------ TEXT SEGMENT

BRIEF DESCRIPTION OF DRAWINGS
[0016] FIG. 1 is a block diagram of a biopsy support apparatus
according to a first embodiment.
[0017] FIG. 2A is an overall view of a biopsy probe according to
the first embodiment.
[0018] FIG. 2B is a top view of a puncture needle according to the
first embodiment and a cross-sectional view taken along line
A-A'.
[0019] FIG. 2C is a side view of the puncture needle and a
cross-sectional view taken along line B-B'.
[0020] FIG. 2D is a sectional view of a search needle according to
the first embodiment.
[0021] FIG. 3 is a flowchart for explaining a method for supporting
biopsy according to the first embodiment.
[0022] FIG. 4A is a schematic diagram for explaining the
relationship among a breast, an ultrasonic probe, and the puncture
needle according to the first embodiment.
[0023] FIG. 4B is a side view of the same.
[0024] FIG. 5A is a schematic diagram for explaining the
relationship between an ultrasonic image and OCT images according
to the first embodiment.
[0025] FIG. 5B is a schematic diagram of OCT volume data according
to the first embodiment.

------------
------ EXTRACTED MATERIAL

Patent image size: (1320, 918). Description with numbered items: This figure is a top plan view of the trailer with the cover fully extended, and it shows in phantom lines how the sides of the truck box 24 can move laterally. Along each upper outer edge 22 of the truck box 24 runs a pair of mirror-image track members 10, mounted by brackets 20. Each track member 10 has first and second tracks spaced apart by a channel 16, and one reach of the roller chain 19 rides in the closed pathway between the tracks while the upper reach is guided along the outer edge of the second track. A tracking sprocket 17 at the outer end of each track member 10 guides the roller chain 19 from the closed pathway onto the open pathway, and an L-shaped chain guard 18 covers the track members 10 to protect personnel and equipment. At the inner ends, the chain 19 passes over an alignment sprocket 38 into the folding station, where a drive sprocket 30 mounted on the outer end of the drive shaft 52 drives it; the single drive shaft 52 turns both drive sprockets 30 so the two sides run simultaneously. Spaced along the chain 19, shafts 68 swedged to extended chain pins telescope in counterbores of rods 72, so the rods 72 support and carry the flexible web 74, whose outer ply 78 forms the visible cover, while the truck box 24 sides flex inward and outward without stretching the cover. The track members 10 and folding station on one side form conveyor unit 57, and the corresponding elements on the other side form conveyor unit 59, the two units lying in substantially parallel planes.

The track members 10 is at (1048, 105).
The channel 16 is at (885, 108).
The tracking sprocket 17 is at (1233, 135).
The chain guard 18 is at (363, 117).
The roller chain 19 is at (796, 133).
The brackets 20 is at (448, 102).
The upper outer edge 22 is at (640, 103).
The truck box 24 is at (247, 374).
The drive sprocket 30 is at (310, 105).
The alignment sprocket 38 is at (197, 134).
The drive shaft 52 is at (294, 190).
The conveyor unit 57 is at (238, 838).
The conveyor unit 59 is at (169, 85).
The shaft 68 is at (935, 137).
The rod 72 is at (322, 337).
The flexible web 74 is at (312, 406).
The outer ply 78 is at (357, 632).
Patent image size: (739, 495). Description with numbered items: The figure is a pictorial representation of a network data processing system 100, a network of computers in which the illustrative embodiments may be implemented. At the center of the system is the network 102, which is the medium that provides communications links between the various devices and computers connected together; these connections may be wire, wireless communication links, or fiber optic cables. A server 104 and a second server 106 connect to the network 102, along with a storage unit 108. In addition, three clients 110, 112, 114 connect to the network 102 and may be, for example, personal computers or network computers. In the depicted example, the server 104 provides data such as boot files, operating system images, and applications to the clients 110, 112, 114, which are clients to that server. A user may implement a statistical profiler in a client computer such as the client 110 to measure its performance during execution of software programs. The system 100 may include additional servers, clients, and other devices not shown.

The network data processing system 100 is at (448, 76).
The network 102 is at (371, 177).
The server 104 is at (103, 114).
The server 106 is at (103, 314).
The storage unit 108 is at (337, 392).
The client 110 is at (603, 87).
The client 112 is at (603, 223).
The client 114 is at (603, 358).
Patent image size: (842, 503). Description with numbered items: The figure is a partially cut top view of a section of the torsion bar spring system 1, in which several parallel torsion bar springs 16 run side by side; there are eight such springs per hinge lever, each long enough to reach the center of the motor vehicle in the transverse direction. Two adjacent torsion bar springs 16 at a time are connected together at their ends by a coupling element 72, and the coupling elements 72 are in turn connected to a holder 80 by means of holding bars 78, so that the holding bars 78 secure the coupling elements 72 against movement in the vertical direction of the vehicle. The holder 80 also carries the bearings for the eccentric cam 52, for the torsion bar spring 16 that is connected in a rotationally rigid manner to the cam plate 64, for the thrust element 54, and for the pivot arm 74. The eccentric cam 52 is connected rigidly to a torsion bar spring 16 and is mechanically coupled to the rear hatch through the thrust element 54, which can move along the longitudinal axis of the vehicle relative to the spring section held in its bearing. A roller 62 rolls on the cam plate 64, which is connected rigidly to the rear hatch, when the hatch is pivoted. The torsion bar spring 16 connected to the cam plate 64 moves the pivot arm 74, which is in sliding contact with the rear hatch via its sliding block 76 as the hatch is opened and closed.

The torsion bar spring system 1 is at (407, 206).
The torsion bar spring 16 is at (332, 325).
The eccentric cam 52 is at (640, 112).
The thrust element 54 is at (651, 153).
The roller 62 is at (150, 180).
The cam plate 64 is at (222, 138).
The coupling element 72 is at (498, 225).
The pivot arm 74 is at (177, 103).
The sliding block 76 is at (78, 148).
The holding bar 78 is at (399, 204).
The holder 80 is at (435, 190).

------------

__WORK ITEM 1__
According to the drawing descriptions, what kind of diagram is FIG. 3?
__WORK ITEM 2__
Translate this sentence from the drawing descriptions into Spanish: "FIG. 2D is a sectional view of a search needle according to the first embodiment."
__WORK ITEM 3__
From the drawing descriptions, extract the text from "[0021] FIG. 3" to "of the same.".
The items aren't needed for any of these tasks.

__TASK RESULT 1__
A flowchart explaining a method for supporting biopsy according to the first embodiment.

__TASK RESULT 2__
La FIG. 2D es una vista en sección de una aguja de búsqueda según la primera realización.

__TASK RESULT 3__
[0021] FIG. 3 is a flowchart for explaining a method for supporting
biopsy according to the first embodiment.
[0022] FIG. 4A is a schematic diagram for explaining the
relationship among a breast, an ultrasonic probe, and the puncture
needle according to the first embodiment.
[0023] FIG. 4B is a side view of the same.